Task requirements: All the data must come back unchanged, except that pictures are left out.

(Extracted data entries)
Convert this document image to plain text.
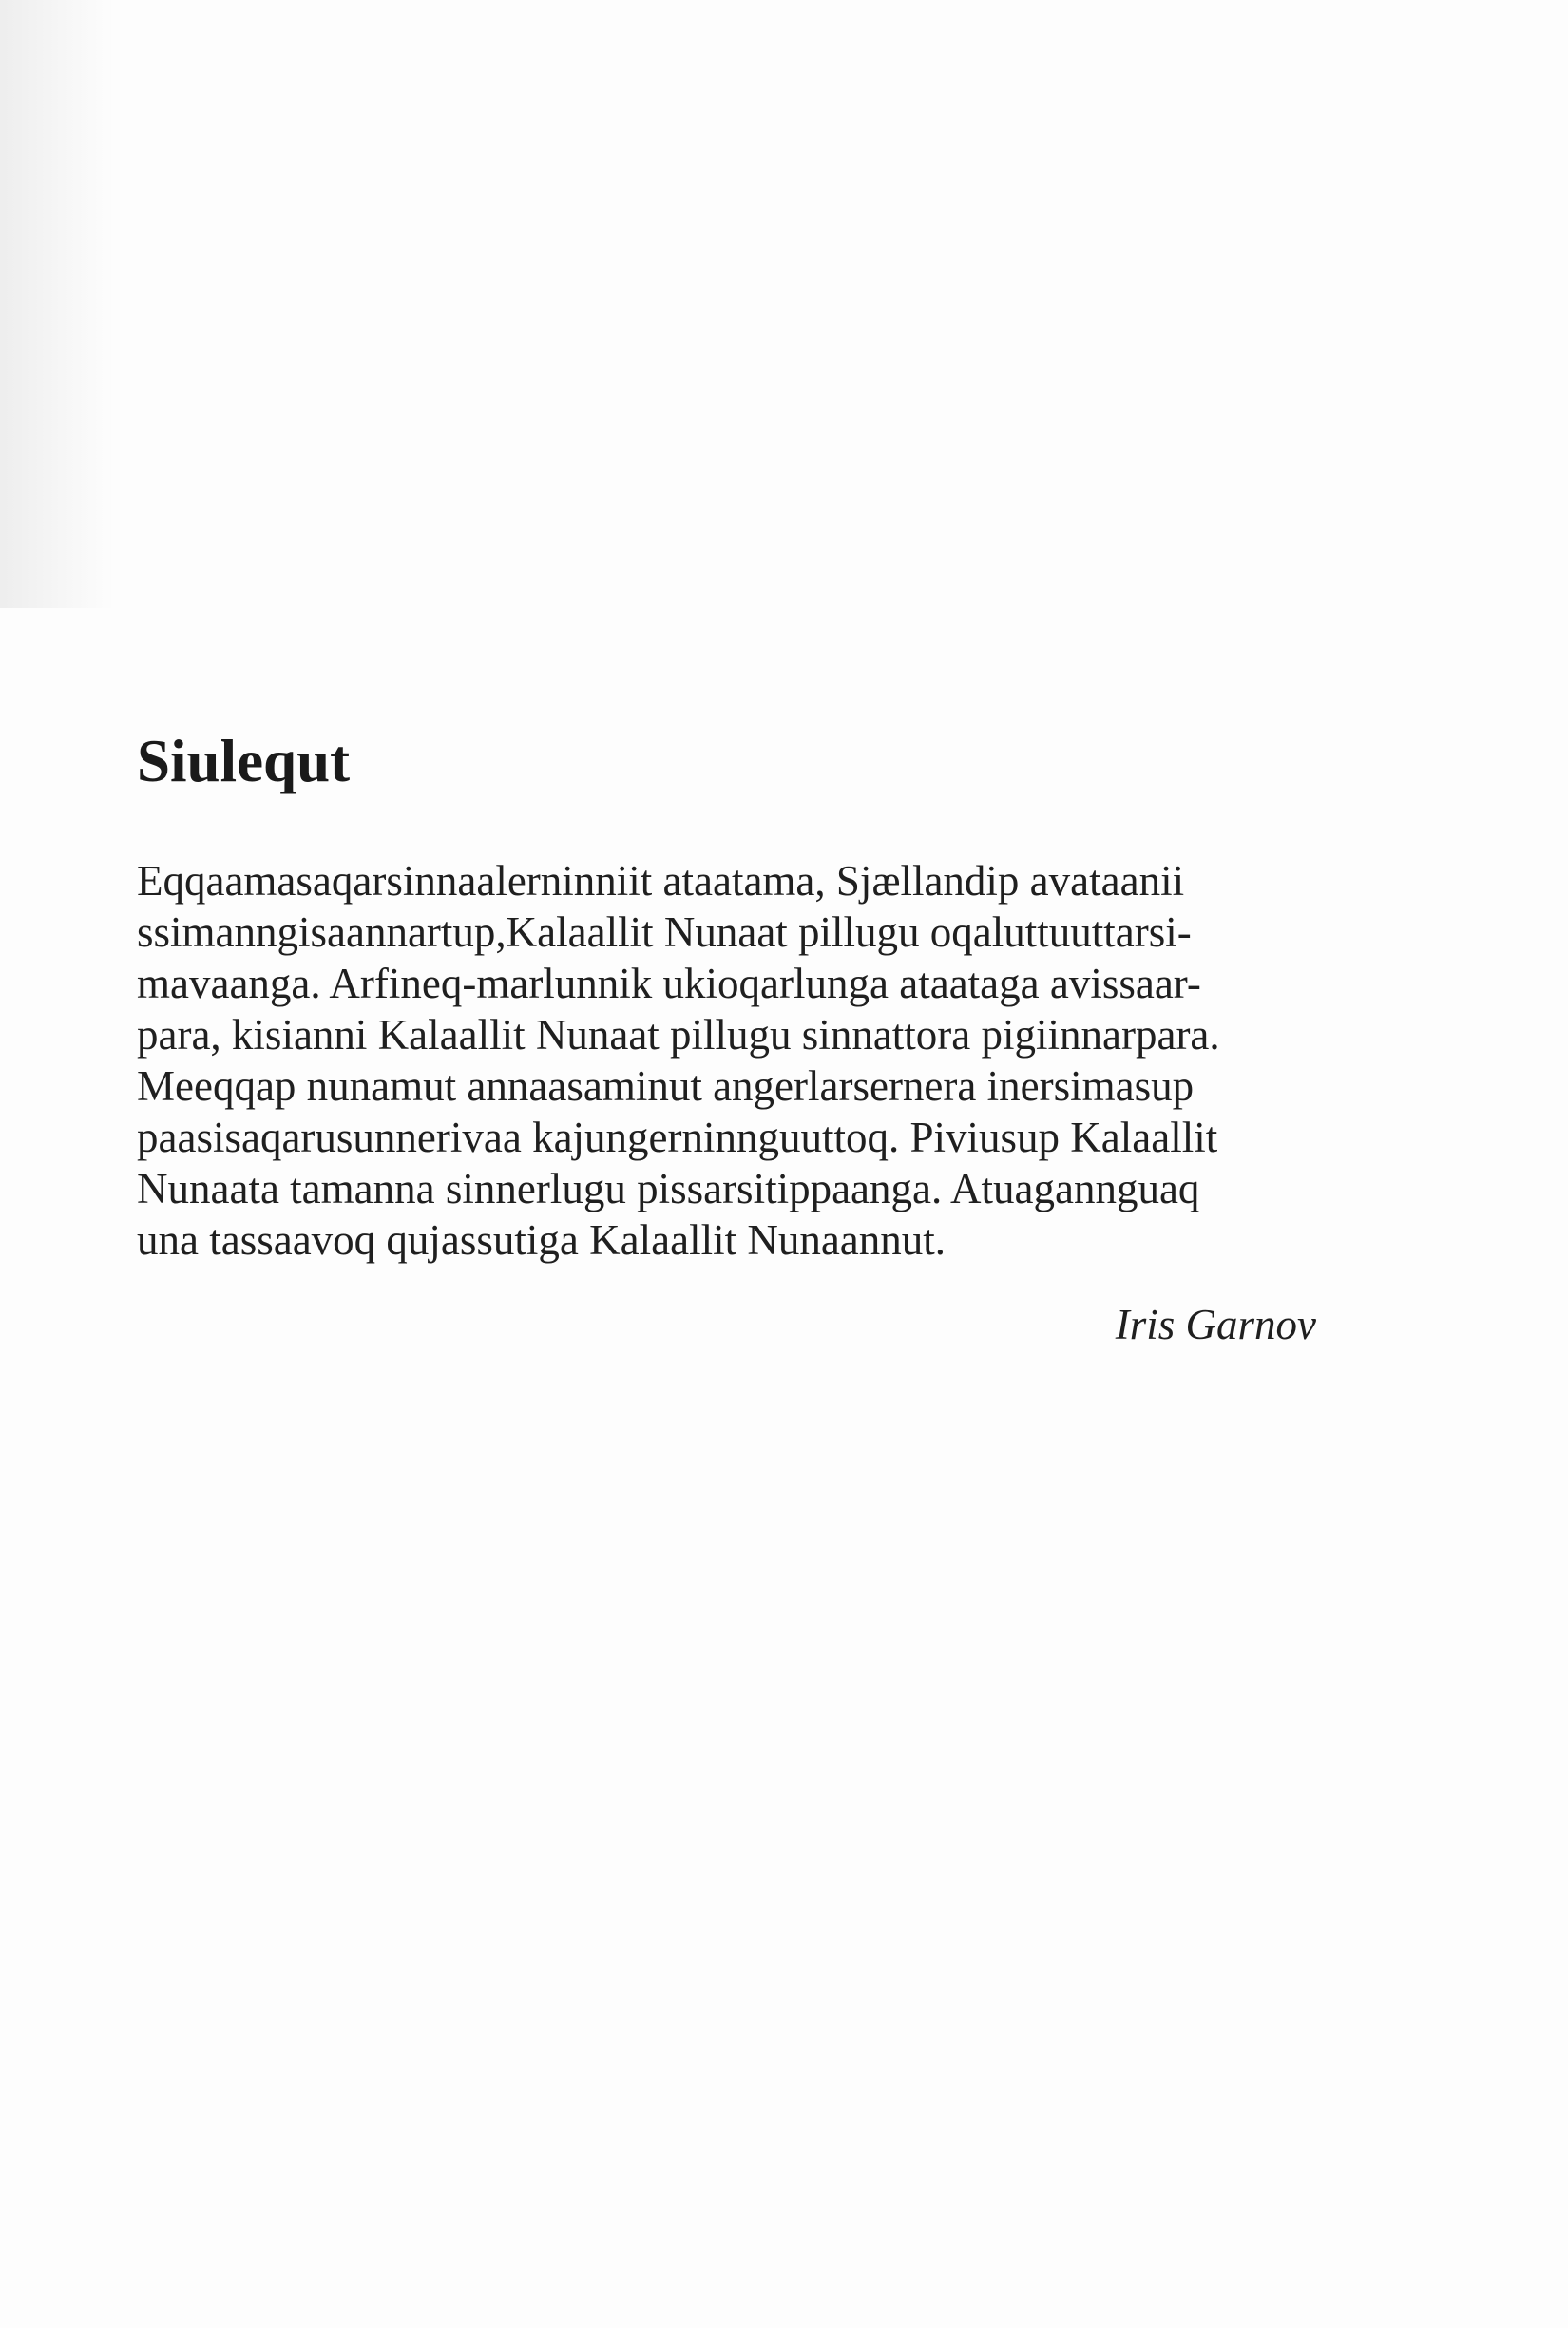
Siulequt
Eqqaamasaqarsinnaalerninniit ataatama, Sjællandip avataanii
ssimanngisaannartup,Kalaallit Nunaat pillugu oqaluttuuttarsi-
mavaanga. Arfineq-marlunnik ukioqarlunga ataataga avissaar-
para, kisianni Kalaallit Nunaat pillugu sinnattora pigiinnarpara.
Meeqqap nunamut annaasaminut angerlarsernera inersimasup
paasisaqarusunnerivaa kajungerninnguuttoq. Piviusup Kalaallit
Nunaata tamanna sinnerlugu pissarsitippaanga. Atuagannguaq
una tassaavoq qujassutiga Kalaallit Nunaannut.

Iris Garnov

Answer to this problem:
Convert this document image to plain text.
Siulequt
Eqqaamasaqarsinnaalerninniit ataatama, Sjællandip avataanii
ssimanngisaannartup,Kalaallit Nunaat pillugu oqaluttuuttarsi-
mavaanga. Arfineq-marlunnik ukioqarlunga ataataga avissaar-
para, kisianni Kalaallit Nunaat pillugu sinnattora pigiinnarpara.
Meeqqap nunamut annaasaminut angerlarsernera inersimasup
paasisaqarusunnerivaa kajungerninnguuttoq. Piviusup Kalaallit
Nunaata tamanna sinnerlugu pissarsitippaanga. Atuagannguaq
una tassaavoq qujassutiga Kalaallit Nunaannut.

Iris Garnov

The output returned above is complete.